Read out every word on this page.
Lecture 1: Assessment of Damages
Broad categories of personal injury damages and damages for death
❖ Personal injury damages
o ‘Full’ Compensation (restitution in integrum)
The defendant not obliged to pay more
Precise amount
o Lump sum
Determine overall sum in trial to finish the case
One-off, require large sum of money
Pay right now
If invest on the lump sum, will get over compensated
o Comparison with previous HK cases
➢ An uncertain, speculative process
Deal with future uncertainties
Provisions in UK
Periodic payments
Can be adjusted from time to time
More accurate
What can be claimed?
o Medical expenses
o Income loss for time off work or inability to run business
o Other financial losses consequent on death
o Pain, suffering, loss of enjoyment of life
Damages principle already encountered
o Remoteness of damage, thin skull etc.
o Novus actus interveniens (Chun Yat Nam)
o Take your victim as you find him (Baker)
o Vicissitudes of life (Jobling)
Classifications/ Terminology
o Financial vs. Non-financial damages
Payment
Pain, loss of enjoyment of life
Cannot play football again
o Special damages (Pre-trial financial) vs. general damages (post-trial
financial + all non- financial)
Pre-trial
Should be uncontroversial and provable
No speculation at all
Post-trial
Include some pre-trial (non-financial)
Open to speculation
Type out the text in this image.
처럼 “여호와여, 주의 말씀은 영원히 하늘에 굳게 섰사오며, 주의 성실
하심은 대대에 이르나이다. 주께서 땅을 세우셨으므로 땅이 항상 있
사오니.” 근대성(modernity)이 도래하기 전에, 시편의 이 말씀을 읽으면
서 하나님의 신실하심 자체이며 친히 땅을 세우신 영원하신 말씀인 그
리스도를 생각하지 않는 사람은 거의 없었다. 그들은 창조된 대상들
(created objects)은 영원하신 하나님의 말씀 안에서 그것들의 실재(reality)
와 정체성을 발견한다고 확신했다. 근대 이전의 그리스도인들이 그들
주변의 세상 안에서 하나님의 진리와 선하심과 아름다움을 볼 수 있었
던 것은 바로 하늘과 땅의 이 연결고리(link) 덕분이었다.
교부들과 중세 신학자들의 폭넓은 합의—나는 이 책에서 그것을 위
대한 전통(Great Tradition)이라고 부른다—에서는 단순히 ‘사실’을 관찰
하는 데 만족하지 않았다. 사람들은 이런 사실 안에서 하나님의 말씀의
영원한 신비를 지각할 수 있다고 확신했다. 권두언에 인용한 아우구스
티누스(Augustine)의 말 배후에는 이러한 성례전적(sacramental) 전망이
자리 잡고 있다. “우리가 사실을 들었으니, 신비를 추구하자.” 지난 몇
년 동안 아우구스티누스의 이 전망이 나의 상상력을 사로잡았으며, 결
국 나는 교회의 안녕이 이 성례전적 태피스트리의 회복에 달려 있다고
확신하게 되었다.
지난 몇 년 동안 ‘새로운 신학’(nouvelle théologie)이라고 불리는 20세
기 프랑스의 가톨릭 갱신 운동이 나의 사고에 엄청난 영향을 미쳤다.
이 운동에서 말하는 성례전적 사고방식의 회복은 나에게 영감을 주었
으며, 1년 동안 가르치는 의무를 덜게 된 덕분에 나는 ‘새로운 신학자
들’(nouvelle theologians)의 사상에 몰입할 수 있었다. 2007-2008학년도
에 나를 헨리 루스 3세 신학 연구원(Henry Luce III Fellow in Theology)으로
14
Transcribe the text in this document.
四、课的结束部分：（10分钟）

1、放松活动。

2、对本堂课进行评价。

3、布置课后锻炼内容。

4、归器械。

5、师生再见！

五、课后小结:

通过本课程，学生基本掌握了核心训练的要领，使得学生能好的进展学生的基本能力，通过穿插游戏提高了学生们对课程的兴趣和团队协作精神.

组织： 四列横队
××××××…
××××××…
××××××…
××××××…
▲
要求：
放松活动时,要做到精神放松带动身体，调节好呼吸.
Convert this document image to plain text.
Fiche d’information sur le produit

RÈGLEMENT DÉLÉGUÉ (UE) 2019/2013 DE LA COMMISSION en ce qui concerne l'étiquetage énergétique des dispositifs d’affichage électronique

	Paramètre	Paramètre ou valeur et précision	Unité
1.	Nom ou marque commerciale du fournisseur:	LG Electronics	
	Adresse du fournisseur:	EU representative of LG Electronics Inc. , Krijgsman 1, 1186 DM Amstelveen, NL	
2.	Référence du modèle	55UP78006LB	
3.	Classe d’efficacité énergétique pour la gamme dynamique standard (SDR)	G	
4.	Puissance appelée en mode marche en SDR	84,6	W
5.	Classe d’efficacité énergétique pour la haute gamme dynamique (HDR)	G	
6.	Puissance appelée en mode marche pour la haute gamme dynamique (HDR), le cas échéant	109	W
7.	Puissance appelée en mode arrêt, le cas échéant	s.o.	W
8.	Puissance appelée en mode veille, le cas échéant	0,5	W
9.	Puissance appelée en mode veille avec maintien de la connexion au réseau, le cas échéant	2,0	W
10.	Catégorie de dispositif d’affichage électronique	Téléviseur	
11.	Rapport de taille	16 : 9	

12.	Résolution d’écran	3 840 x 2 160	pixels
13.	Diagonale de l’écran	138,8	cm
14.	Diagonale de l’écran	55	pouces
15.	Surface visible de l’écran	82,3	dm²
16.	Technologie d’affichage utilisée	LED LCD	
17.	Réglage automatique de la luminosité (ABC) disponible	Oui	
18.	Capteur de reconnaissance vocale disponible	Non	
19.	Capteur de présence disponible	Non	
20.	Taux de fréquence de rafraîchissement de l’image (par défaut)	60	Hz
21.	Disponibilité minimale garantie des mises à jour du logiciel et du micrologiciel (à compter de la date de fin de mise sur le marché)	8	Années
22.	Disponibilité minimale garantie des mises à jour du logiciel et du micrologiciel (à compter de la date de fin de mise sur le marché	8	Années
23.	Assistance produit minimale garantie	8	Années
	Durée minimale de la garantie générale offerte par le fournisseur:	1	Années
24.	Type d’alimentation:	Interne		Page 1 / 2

▶ THE REQUEST: Write out the whole listing exactly.

▶ OUTPUT FOR THIS TASK:
Read out every word on this page.
Lecture 1: Assessment of Damages
Broad categories of personal injury damages and damages for death
❖ Personal injury damages
o ‘Full’ Compensation (restitution in integrum)
The defendant not obliged to pay more
Precise amount
o Lump sum
Determine overall sum in trial to finish the case
One-off, require large sum of money
Pay right now
If invest on the lump sum, will get over compensated
o Comparison with previous HK cases
➢ An uncertain, speculative process
Deal with future uncertainties
Provisions in UK
Periodic payments
Can be adjusted from time to time
More accurate
What can be claimed?
o Medical expenses
o Income loss for time off work or inability to run business
o Other financial losses consequent on death
o Pain, suffering, loss of enjoyment of life
Damages principle already encountered
o Remoteness of damage, thin skull etc.
o Novus actus interveniens (Chun Yat Nam)
o Take your victim as you find him (Baker)
o Vicissitudes of life (Jobling)
Classifications/ Terminology
o Financial vs. Non-financial damages
Payment
Pain, loss of enjoyment of life
Cannot play football again
o Special damages (Pre-trial financial) vs. general damages (post-trial
financial + all non- financial)
Pre-trial
Should be uncontroversial and provable
No speculation at all
Post-trial
Include some pre-trial (non-financial)
Open to speculation
Type out the text in this image.
처럼 “여호와여, 주의 말씀은 영원히 하늘에 굳게 섰사오며, 주의 성실
하심은 대대에 이르나이다. 주께서 땅을 세우셨으므로 땅이 항상 있
사오니.” 근대성(modernity)이 도래하기 전에, 시편의 이 말씀을 읽으면
서 하나님의 신실하심 자체이며 친히 땅을 세우신 영원하신 말씀인 그
리스도를 생각하지 않는 사람은 거의 없었다. 그들은 창조된 대상들
(created objects)은 영원하신 하나님의 말씀 안에서 그것들의 실재(reality)
와 정체성을 발견한다고 확신했다. 근대 이전의 그리스도인들이 그들
주변의 세상 안에서 하나님의 진리와 선하심과 아름다움을 볼 수 있었
던 것은 바로 하늘과 땅의 이 연결고리(link) 덕분이었다.
교부들과 중세 신학자들의 폭넓은 합의—나는 이 책에서 그것을 위
대한 전통(Great Tradition)이라고 부른다—에서는 단순히 ‘사실’을 관찰
하는 데 만족하지 않았다. 사람들은 이런 사실 안에서 하나님의 말씀의
영원한 신비를 지각할 수 있다고 확신했다. 권두언에 인용한 아우구스
티누스(Augustine)의 말 배후에는 이러한 성례전적(sacramental) 전망이
자리 잡고 있다. “우리가 사실을 들었으니, 신비를 추구하자.” 지난 몇
년 동안 아우구스티누스의 이 전망이 나의 상상력을 사로잡았으며, 결
국 나는 교회의 안녕이 이 성례전적 태피스트리의 회복에 달려 있다고
확신하게 되었다.
지난 몇 년 동안 ‘새로운 신학’(nouvelle théologie)이라고 불리는 20세
기 프랑스의 가톨릭 갱신 운동이 나의 사고에 엄청난 영향을 미쳤다.
이 운동에서 말하는 성례전적 사고방식의 회복은 나에게 영감을 주었
으며, 1년 동안 가르치는 의무를 덜게 된 덕분에 나는 ‘새로운 신학자
들’(nouvelle theologians)의 사상에 몰입할 수 있었다. 2007-2008학년도
에 나를 헨리 루스 3세 신학 연구원(Henry Luce III Fellow in Theology)으로
14
Transcribe the text in this document.
四、课的结束部分：（10分钟）

1、放松活动。

2、对本堂课进行评价。

3、布置课后锻炼内容。

4、归器械。

5、师生再见！

五、课后小结:

通过本课程，学生基本掌握了核心训练的要领，使得学生能好的进展学生的基本能力，通过穿插游戏提高了学生们对课程的兴趣和团队协作精神.

组织： 四列横队
××××××…
××××××…
××××××…
××××××…
▲
要求：
放松活动时,要做到精神放松带动身体，调节好呼吸.
Convert this document image to plain text.
Fiche d’information sur le produit

RÈGLEMENT DÉLÉGUÉ (UE) 2019/2013 DE LA COMMISSION en ce qui concerne l'étiquetage énergétique des dispositifs d’affichage électronique

	Paramètre	Paramètre ou valeur et précision	Unité
1.	Nom ou marque commerciale du fournisseur:	LG Electronics	
	Adresse du fournisseur:	EU representative of LG Electronics Inc. , Krijgsman 1, 1186 DM Amstelveen, NL	
2.	Référence du modèle	55UP78006LB	
3.	Classe d’efficacité énergétique pour la gamme dynamique standard (SDR)	G	
4.	Puissance appelée en mode marche en SDR	84,6	W
5.	Classe d’efficacité énergétique pour la haute gamme dynamique (HDR)	G	
6.	Puissance appelée en mode marche pour la haute gamme dynamique (HDR), le cas échéant	109	W
7.	Puissance appelée en mode arrêt, le cas échéant	s.o.	W
8.	Puissance appelée en mode veille, le cas échéant	0,5	W
9.	Puissance appelée en mode veille avec maintien de la connexion au réseau, le cas échéant	2,0	W
10.	Catégorie de dispositif d’affichage électronique	Téléviseur	
11.	Rapport de taille	16 : 9	

12.	Résolution d’écran	3 840 x 2 160	pixels
13.	Diagonale de l’écran	138,8	cm
14.	Diagonale de l’écran	55	pouces
15.	Surface visible de l’écran	82,3	dm²
16.	Technologie d’affichage utilisée	LED LCD	
17.	Réglage automatique de la luminosité (ABC) disponible	Oui	
18.	Capteur de reconnaissance vocale disponible	Non	
19.	Capteur de présence disponible	Non	
20.	Taux de fréquence de rafraîchissement de l’image (par défaut)	60	Hz
21.	Disponibilité minimale garantie des mises à jour du logiciel et du micrologiciel (à compter de la date de fin de mise sur le marché)	8	Années
22.	Disponibilité minimale garantie des mises à jour du logiciel et du micrologiciel (à compter de la date de fin de mise sur le marché	8	Années
23.	Assistance produit minimale garantie	8	Années
	Durée minimale de la garantie générale offerte par le fournisseur:	1	Années
24.	Type d’alimentation:	Interne		Page 1 / 2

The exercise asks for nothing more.